INSTRUCTION - Locate each line below that includes "Размах" and reproduce it.

:: EXERCISE INPUT

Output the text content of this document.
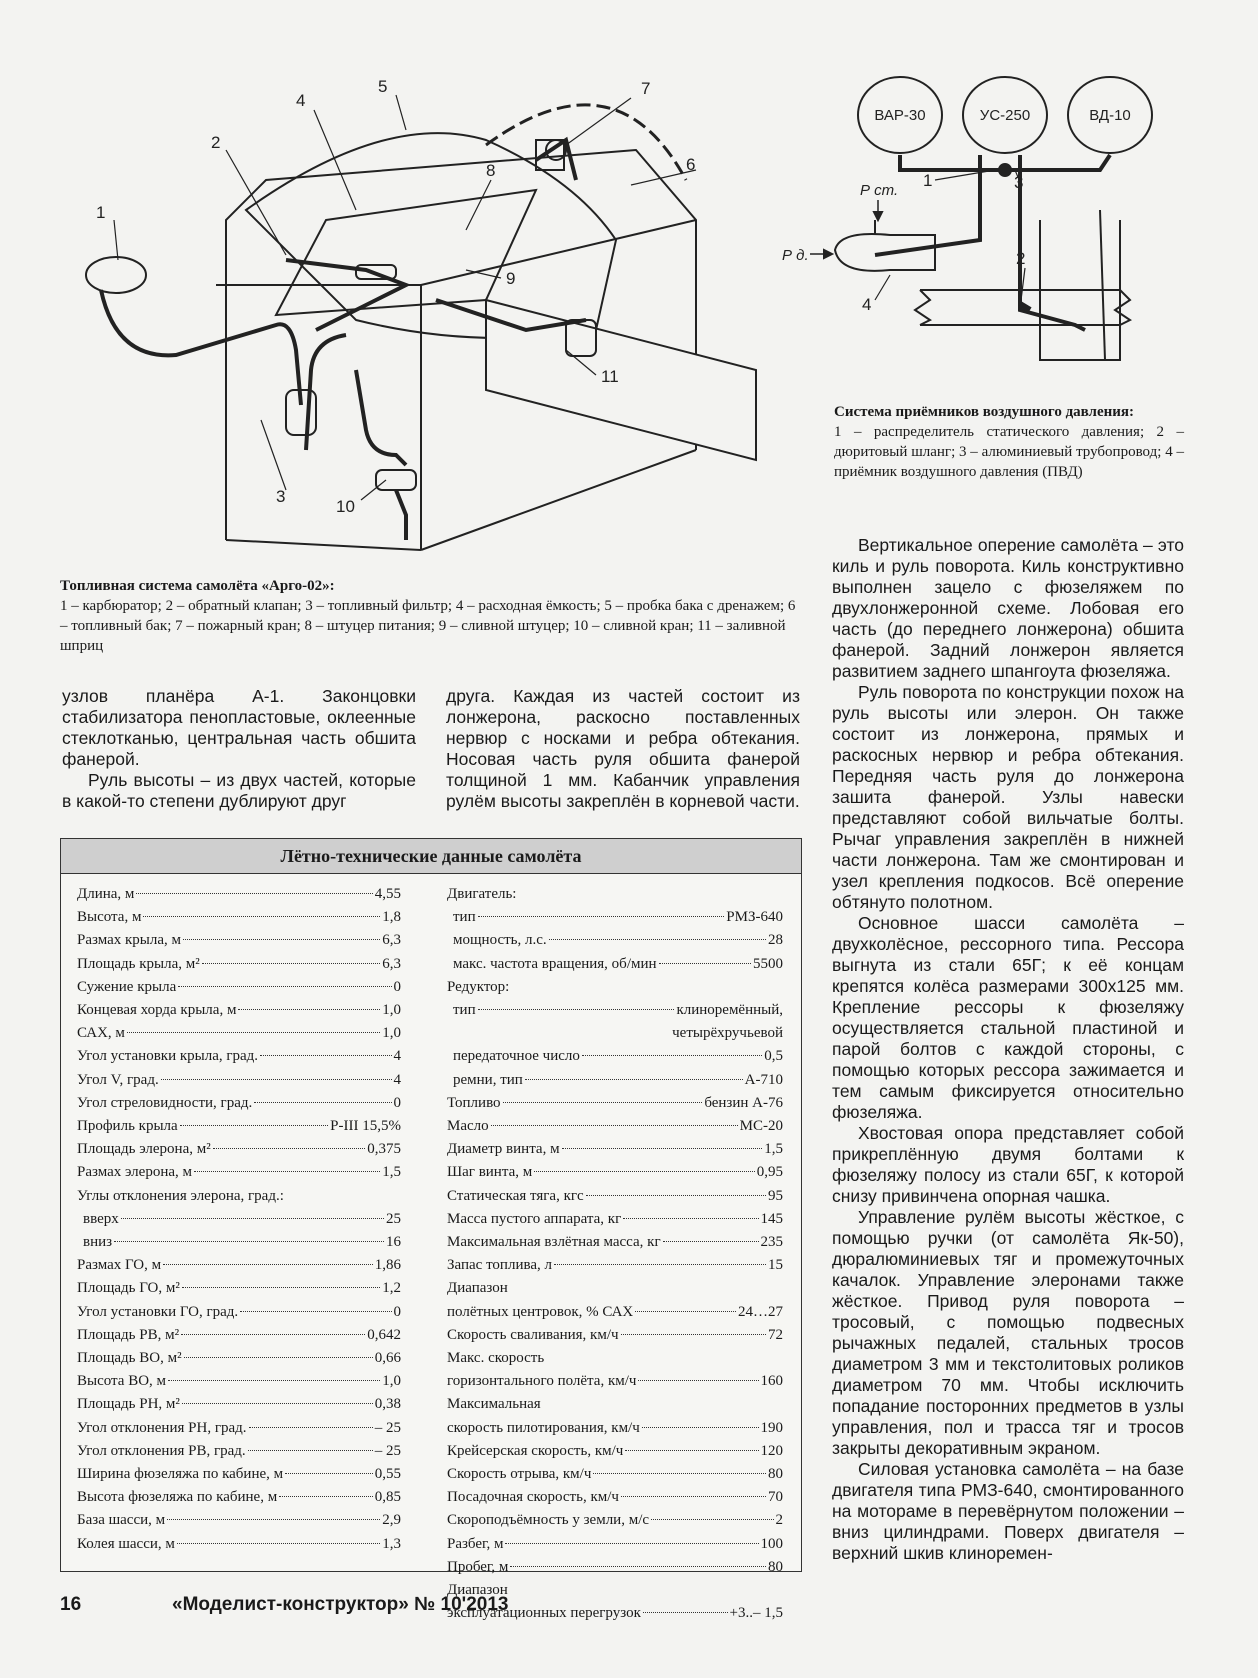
1
2
3
4
5
6
7
8
9
10
11
Топливная система самолёта «Арго-02»:
1 – карбюратор; 2 – обратный клапан; 3 – топливный фильтр; 4 – расходная ёмкость; 5 – пробка бака с дренажем; 6 – топливный бак; 7 – пожарный кран; 8 – штуцер питания; 9 – сливной штуцер; 10 – сливной кран; 11 – заливной шприц
ВАР-30	УС-250	ВД-10
Р ст.
Р д.
1
2
3
4
Система приёмников воздушного давления:
1 – распределитель статического давления; 2 – дюритовый шланг; 3 – алюминиевый трубопровод; 4 – приёмник воздушного давления (ПВД)

узлов планёра А-1. Законцовки стабилизатора пенопластовые, оклеенные стеклотканью, центральная часть обшита фанерой.

Руль высоты – из двух частей, которые в какой-то степени дублируют друг

друга. Каждая из частей состоит из лонжерона, раскосно поставленных нервюр с носками и ребра обтекания. Носовая часть руля обшита фанерой толщиной 1 мм. Кабанчик управления рулём высоты закреплён в корневой части.

Вертикальное оперение самолёта – это киль и руль поворота. Киль конструктивно выполнен зацело с фюзеляжем по двухлонжеронной схеме. Лобовая его часть (до переднего лонжерона) обшита фанерой. Задний лонжерон является развитием заднего шпангоута фюзеляжа.

Руль поворота по конструкции похож на руль высоты или элерон. Он также состоит из лонжерона, прямых и раскосных нервюр и ребра обтекания. Передняя часть руля до лонжерона зашита фанерой. Узлы навески представляют собой вильчатые болты. Рычаг управления закреплён в нижней части лонжерона. Там же смонтирован и узел крепления подкосов. Всё оперение обтянуто полотном.

Основное шасси самолёта – двухколёсное, рессорного типа. Рессора выгнута из стали 65Г; к её концам крепятся колёса размерами 300х125 мм. Крепление рессоры к фюзеляжу осуществляется стальной пластиной и парой болтов с каждой стороны, с помощью которых рессора зажимается и тем самым фиксируется относительно фюзеляжа.

Хвостовая опора представляет собой прикреплённую двумя болтами к фюзеляжу полосу из стали 65Г, к которой снизу привинчена опорная чашка.

Управление рулём высоты жёсткое, с помощью ручки (от самолёта Як-50), дюралюминиевых тяг и промежуточных качалок. Управление элеронами также жёсткое. Привод руля поворота – тросовый, с помощью подвесных рычажных педалей, стальных тросов диаметром 3 мм и текстолитовых роликов диаметром 70 мм. Чтобы исключить попадание посторонних предметов в узлы управления, пол и трасса тяг и тросов закрыты декоративным экраном.

Силовая установка самолёта – на базе двигателя типа РМЗ-640, смонтированного на мотораме в перевёрнутом положении – вниз цилиндрами. Поверх двигателя – верхний шкив клиноремен-

Лётно-технические данные самолёта
Длина, м	4,55
Высота, м	1,8
Размах крыла, м	6,3
Площадь крыла, м²	6,3
Сужение крыла	0
Концевая хорда крыла, м	1,0
САХ, м	1,0
Угол установки крыла, град.	4
Угол V, град.	4
Угол стреловидности, град.	0
Профиль крыла	Р-III 15,5%
Площадь элерона, м²	0,375
Размах элерона, м	1,5
Углы отклонения элерона, град.:
вверх	25
вниз	16
Размах ГО, м	1,86
Площадь ГО, м²	1,2
Угол установки ГО, град.	0
Площадь РВ, м²	0,642
Площадь ВО, м²	0,66
Высота ВО, м	1,0
Площадь РН, м²	0,38
Угол отклонения РН, град.	– 25
Угол отклонения РВ, град.	– 25
Ширина фюзеляжа по кабине, м	0,55
Высота фюзеляжа по кабине, м	0,85
База шасси, м	2,9
Колея шасси, м	1,3
Двигатель:
тип	РМЗ-640
мощность, л.с.	28
макс. частота вращения, об/мин	5500
Редуктор:
тип	клиноремённый,
четырёхручьевой
передаточное число	0,5
ремни, тип	А-710
Топливо	бензин А-76
Масло	МС-20
Диаметр винта, м	1,5
Шаг винта, м	0,95
Статическая тяга, кгс	95
Масса пустого аппарата, кг	145
Максимальная взлётная масса, кг	235
Запас топлива, л	15
Диапазон
полётных центровок, % САХ	24…27
Скорость сваливания, км/ч	72
Макс. скорость
горизонтального полёта, км/ч	160
Максимальная
скорость пилотирования, км/ч	190
Крейсерская скорость, км/ч	120
Скорость отрыва, км/ч	80
Посадочная скорость, км/ч	70
Скороподъёмность у земли, м/с	2
Разбег, м	100
Пробег, м	80
Диапазон
эксплуатационных перегрузок	+3..– 1,5
16	«Моделист-конструктор» № 10'2013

::::

WRITTEN RESPONSE -
Размах крыла, м	6,3
Размах элерона, м	1,5
Размах ГО, м	1,86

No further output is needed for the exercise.